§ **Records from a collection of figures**
———
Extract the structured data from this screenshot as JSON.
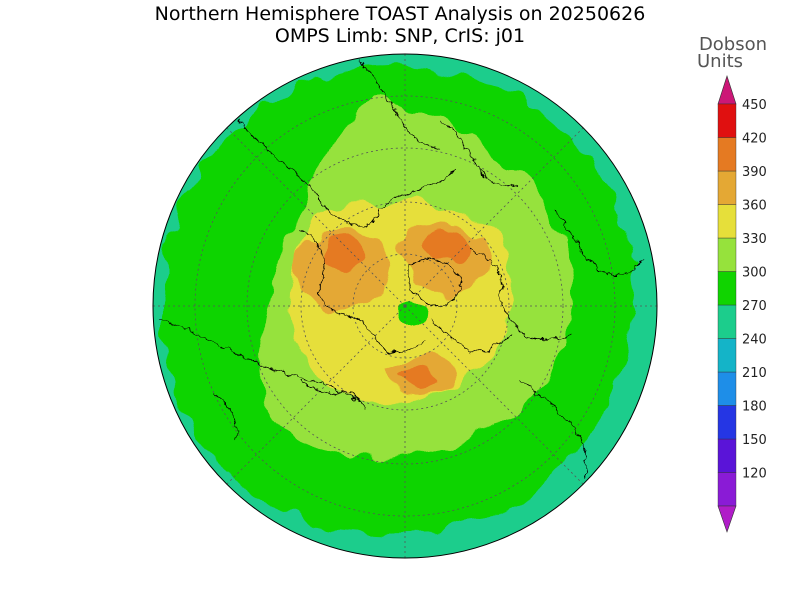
{
  "header": {
    "title_line1": "Northern Hemisphere TOAST Analysis on 20250626",
    "title_line2": "OMPS Limb: SNP, CrIS: j01"
  },
  "colorbar": {
    "unit_line1": "Dobson",
    "unit_line2": "Units",
    "levels": [
      {
        "label": "120",
        "color": "#8a1bd6"
      },
      {
        "label": "150",
        "color": "#5a14d8"
      },
      {
        "label": "180",
        "color": "#2536e4"
      },
      {
        "label": "210",
        "color": "#1e8ee8"
      },
      {
        "label": "240",
        "color": "#14b4c8"
      },
      {
        "label": "270",
        "color": "#1ccd8c"
      },
      {
        "label": "300",
        "color": "#10d400"
      },
      {
        "label": "330",
        "color": "#96e23c"
      },
      {
        "label": "360",
        "color": "#e6df3a"
      },
      {
        "label": "390",
        "color": "#e4a834"
      },
      {
        "label": "420",
        "color": "#e57a22"
      },
      {
        "label": "450",
        "color": "#e01010"
      }
    ],
    "over_color": "#cc1777",
    "under_color": "#b01cc8"
  },
  "map": {
    "projection": "north-polar-stereographic",
    "colors": {
      "outer": "#1ccd8c",
      "band": "#10d400",
      "mid": "#96e23c",
      "high": "#e6df3a",
      "peak": "#e4a834",
      "max": "#e57a22"
    }
  }
}
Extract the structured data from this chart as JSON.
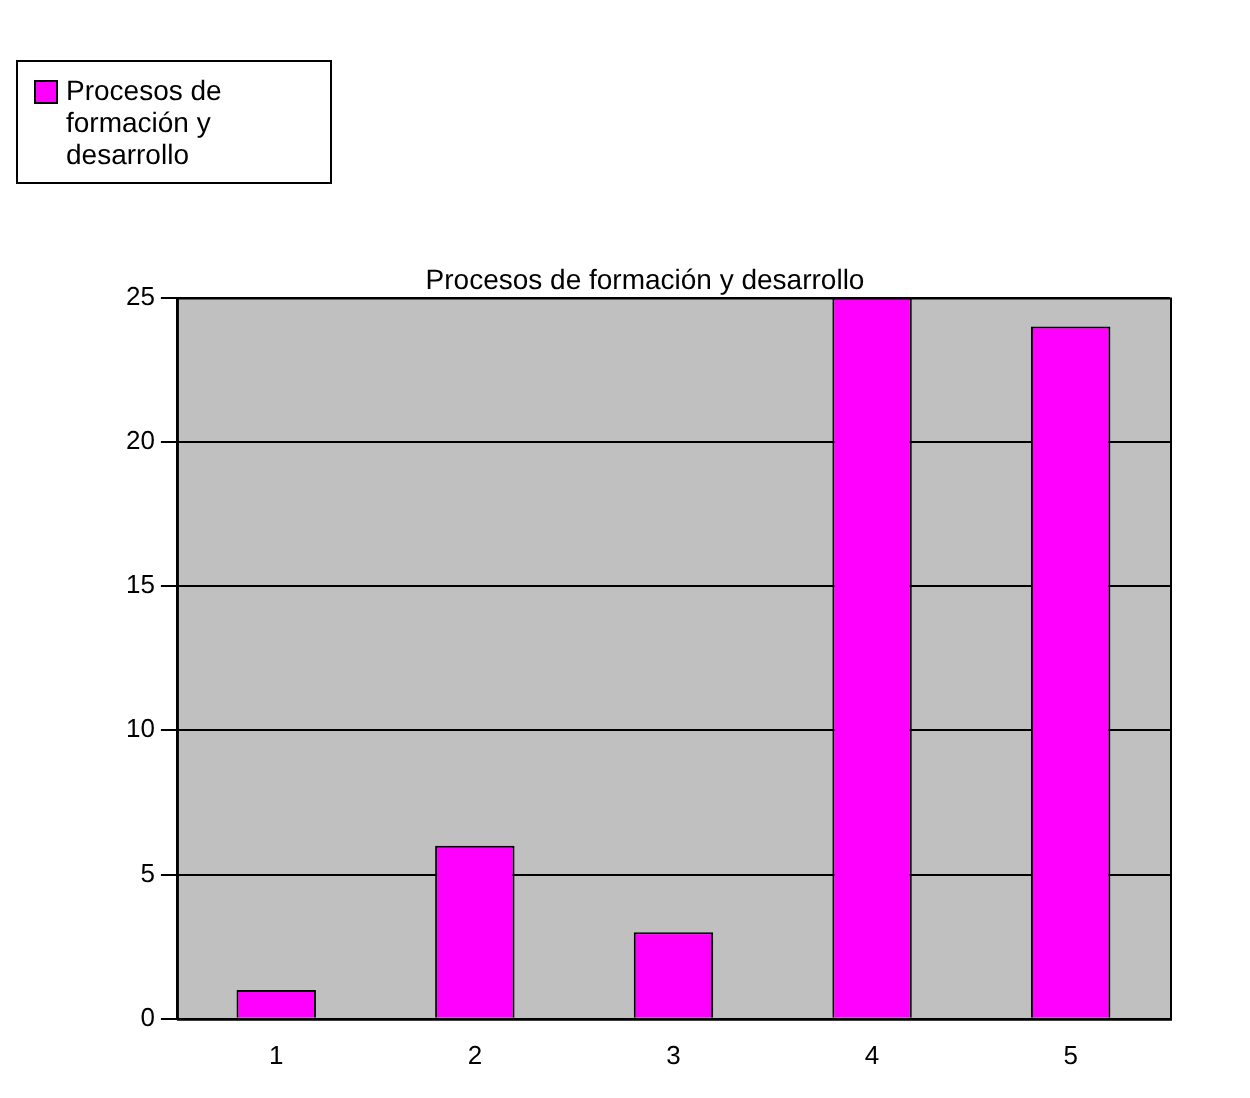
{
  "chart_data": {
    "type": "bar",
    "title": "Procesos de formación y desarrollo",
    "categories": [
      "1",
      "2",
      "3",
      "4",
      "5"
    ],
    "series": [
      {
        "name": "Procesos de formación y desarrollo",
        "color": "#ff00ff",
        "values": [
          1,
          6,
          3,
          25,
          24
        ]
      }
    ],
    "ylim": [
      0,
      25
    ],
    "yticks": [
      0,
      5,
      10,
      15,
      20,
      25
    ],
    "grid": "y",
    "legend": "top left"
  }
}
———
Omit the pictures and restate the rest of the records verbatim.

§ **Written response**
Extract the structured data from this screenshot as JSON.
{
  "header": {
    "title_line1": "Northern Hemisphere TOAST Analysis on 20250626",
    "title_line2": "OMPS Limb: SNP, CrIS: j01"
  },
  "colorbar": {
    "unit_line1": "Dobson",
    "unit_line2": "Units",
    "levels": [
      {
        "label": "120",
        "color": "#8a1bd6"
      },
      {
        "label": "150",
        "color": "#5a14d8"
      },
      {
        "label": "180",
        "color": "#2536e4"
      },
      {
        "label": "210",
        "color": "#1e8ee8"
      },
      {
        "label": "240",
        "color": "#14b4c8"
      },
      {
        "label": "270",
        "color": "#1ccd8c"
      },
      {
        "label": "300",
        "color": "#10d400"
      },
      {
        "label": "330",
        "color": "#96e23c"
      },
      {
        "label": "360",
        "color": "#e6df3a"
      },
      {
        "label": "390",
        "color": "#e4a834"
      },
      {
        "label": "420",
        "color": "#e57a22"
      },
      {
        "label": "450",
        "color": "#e01010"
      }
    ],
    "over_color": "#cc1777",
    "under_color": "#b01cc8"
  },
  "map": {
    "projection": "north-polar-stereographic",
    "colors": {
      "outer": "#1ccd8c",
      "band": "#10d400",
      "mid": "#96e23c",
      "high": "#e6df3a",
      "peak": "#e4a834",
      "max": "#e57a22"
    }
  }
}
Extract the structured data from this chart as JSON.
{
  "chart_data": {
    "type": "bar",
    "title": "Procesos de formación y desarrollo",
    "categories": [
      "1",
      "2",
      "3",
      "4",
      "5"
    ],
    "series": [
      {
        "name": "Procesos de formación y desarrollo",
        "color": "#ff00ff",
        "values": [
          1,
          6,
          3,
          25,
          24
        ]
      }
    ],
    "ylim": [
      0,
      25
    ],
    "yticks": [
      0,
      5,
      10,
      15,
      20,
      25
    ],
    "grid": "y",
    "legend": "top left"
  }
}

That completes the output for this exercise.